=== YOUR OBJECTIVE ===
Each line that holds the word "visible" is to be identified and copied.

=== EXERCISE INPUTS ===
-------------------------

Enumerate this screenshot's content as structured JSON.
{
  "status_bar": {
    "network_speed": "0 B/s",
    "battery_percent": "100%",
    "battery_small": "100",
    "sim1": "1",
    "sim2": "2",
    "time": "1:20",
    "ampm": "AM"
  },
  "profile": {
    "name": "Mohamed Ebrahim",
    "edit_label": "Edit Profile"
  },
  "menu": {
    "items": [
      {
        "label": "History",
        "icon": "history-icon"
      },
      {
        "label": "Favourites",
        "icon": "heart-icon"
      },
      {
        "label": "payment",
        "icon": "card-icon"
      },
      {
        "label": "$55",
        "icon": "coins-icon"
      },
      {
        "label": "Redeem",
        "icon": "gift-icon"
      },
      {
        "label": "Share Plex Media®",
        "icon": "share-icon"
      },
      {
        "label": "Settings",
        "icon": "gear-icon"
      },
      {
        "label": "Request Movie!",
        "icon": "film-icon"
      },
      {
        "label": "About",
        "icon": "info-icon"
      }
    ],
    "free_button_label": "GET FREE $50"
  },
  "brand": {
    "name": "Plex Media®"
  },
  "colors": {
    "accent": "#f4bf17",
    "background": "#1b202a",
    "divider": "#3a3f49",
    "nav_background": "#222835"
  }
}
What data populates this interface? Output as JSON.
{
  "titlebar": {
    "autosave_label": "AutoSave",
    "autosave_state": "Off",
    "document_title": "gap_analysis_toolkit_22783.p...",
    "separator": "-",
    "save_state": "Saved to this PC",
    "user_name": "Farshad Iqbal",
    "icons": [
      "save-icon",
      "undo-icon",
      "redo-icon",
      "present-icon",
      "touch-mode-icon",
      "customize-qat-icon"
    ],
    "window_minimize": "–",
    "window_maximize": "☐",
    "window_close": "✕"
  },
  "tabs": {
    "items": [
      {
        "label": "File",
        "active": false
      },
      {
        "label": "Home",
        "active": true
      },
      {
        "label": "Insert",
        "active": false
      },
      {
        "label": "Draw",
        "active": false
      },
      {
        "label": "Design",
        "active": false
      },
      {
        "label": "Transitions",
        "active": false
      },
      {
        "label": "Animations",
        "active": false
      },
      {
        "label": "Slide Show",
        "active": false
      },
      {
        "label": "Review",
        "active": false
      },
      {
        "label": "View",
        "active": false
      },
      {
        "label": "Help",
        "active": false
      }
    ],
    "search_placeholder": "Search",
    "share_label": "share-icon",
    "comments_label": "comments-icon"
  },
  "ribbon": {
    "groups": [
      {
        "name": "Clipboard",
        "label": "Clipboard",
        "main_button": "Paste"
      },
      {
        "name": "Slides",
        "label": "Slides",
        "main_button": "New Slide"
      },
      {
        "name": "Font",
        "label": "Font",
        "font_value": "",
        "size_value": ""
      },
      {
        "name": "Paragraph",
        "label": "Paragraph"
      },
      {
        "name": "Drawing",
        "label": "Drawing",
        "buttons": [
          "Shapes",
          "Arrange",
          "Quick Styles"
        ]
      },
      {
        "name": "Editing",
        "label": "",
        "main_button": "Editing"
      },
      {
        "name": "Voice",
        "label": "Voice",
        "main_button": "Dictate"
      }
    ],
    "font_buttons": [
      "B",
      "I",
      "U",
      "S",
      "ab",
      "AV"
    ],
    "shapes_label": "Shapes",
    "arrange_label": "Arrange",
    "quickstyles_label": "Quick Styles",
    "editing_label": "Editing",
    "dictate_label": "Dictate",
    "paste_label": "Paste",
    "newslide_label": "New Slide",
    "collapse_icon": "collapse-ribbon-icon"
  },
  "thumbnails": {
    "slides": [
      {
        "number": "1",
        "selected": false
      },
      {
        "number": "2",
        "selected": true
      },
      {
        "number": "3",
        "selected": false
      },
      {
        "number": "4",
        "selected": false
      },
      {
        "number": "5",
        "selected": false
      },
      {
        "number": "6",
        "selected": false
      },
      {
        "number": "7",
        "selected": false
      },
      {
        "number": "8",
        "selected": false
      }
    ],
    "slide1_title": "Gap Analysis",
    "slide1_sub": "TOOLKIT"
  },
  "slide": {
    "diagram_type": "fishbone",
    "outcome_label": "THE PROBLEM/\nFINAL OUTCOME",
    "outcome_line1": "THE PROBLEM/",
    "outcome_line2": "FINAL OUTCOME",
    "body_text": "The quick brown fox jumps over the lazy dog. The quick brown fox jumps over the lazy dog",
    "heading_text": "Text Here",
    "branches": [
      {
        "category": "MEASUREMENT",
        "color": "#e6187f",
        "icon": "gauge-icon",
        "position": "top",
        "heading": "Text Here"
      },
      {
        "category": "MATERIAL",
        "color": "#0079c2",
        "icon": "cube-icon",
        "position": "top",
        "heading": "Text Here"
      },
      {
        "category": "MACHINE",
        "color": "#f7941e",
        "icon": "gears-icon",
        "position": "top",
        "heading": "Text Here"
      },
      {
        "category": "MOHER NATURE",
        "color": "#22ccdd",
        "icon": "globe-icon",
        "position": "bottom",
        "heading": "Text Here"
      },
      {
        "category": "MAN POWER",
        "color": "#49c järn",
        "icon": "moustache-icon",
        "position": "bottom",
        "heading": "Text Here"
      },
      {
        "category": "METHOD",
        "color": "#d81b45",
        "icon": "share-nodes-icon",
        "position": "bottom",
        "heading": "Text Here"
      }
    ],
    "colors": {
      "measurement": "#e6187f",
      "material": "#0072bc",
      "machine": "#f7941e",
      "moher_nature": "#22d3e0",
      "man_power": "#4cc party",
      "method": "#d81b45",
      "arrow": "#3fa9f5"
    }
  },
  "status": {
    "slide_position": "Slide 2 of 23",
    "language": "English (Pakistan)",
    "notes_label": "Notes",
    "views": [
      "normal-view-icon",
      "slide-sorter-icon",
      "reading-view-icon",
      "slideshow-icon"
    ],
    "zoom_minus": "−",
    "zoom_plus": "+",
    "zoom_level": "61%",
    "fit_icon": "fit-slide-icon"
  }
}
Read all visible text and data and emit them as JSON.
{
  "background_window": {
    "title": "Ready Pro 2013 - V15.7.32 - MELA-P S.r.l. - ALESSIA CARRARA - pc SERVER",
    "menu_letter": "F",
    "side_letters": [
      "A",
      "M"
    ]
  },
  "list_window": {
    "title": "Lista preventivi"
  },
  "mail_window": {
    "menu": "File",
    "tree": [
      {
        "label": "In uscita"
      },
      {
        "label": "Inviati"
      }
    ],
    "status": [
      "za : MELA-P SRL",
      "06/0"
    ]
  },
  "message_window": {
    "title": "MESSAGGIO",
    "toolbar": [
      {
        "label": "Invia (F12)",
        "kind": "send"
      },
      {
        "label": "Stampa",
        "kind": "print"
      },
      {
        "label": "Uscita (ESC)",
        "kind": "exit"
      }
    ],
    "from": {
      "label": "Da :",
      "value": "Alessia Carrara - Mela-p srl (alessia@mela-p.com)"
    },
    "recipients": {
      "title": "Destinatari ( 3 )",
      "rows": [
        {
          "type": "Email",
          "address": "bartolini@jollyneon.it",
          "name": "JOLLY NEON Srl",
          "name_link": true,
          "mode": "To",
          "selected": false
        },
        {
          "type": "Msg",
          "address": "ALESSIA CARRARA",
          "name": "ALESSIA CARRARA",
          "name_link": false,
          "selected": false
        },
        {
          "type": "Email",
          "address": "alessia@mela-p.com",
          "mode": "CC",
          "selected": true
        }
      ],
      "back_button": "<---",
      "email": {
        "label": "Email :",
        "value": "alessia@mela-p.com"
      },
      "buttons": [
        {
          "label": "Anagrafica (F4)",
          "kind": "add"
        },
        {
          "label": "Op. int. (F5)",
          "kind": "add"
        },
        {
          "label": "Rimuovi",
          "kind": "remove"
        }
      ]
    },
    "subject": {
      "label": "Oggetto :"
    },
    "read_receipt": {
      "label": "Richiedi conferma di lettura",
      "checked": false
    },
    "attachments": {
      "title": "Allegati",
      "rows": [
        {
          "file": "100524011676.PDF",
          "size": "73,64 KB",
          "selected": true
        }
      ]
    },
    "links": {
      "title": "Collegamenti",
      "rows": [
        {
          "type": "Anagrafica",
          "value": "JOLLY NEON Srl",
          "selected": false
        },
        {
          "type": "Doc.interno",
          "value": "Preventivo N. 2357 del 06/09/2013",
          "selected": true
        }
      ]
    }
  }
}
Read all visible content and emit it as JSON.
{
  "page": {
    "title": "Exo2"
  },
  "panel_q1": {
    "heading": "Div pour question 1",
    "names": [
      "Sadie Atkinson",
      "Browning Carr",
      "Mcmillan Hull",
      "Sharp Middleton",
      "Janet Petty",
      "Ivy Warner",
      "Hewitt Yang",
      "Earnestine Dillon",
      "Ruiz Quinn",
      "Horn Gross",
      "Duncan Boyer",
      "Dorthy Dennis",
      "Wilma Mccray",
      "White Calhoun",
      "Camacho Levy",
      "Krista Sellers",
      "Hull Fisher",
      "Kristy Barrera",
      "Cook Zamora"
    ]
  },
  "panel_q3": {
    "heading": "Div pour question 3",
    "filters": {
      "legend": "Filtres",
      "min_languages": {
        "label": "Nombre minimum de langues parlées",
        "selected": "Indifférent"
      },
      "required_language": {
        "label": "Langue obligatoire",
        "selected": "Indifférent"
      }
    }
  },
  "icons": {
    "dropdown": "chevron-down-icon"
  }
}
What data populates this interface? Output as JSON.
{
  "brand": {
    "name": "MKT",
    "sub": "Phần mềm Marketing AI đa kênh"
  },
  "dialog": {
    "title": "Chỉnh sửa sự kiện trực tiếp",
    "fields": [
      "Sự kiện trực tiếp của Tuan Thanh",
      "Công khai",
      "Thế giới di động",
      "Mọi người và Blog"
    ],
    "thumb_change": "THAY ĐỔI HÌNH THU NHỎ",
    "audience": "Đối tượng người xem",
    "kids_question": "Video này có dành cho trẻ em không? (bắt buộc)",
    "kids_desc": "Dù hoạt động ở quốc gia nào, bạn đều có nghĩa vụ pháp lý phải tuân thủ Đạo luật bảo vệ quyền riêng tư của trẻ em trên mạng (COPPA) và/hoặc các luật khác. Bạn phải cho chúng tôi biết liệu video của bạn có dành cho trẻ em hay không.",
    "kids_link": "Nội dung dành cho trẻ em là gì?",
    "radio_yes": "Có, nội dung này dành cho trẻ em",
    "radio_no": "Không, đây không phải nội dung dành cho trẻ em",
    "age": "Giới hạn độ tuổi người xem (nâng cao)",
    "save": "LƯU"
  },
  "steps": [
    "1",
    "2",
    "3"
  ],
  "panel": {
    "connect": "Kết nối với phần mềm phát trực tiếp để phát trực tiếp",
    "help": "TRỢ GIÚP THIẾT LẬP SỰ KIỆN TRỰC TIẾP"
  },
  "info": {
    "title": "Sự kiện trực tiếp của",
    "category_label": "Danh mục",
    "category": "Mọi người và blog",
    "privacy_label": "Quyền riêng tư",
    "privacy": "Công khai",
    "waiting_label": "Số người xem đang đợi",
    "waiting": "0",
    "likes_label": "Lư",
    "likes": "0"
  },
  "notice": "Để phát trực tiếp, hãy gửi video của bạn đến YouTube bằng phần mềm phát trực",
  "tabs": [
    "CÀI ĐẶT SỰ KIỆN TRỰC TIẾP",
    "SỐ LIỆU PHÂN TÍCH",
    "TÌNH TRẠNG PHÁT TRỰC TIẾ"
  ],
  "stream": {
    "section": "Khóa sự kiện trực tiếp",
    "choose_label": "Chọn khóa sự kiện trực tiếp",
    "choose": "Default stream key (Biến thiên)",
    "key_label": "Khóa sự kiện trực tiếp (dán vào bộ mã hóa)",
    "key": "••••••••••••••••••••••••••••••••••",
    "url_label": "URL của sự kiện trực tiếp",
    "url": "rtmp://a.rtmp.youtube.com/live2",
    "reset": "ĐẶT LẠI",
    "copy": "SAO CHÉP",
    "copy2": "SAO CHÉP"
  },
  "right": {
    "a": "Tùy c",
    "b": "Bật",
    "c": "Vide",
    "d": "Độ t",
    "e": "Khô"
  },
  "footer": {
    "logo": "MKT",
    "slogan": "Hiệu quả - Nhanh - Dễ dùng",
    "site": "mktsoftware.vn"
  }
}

-------------------------

=== ANSWER TO THIS EXERCISE ===
Read all visible text and data and emit them as JSON.
Read all visible content and emit it as JSON.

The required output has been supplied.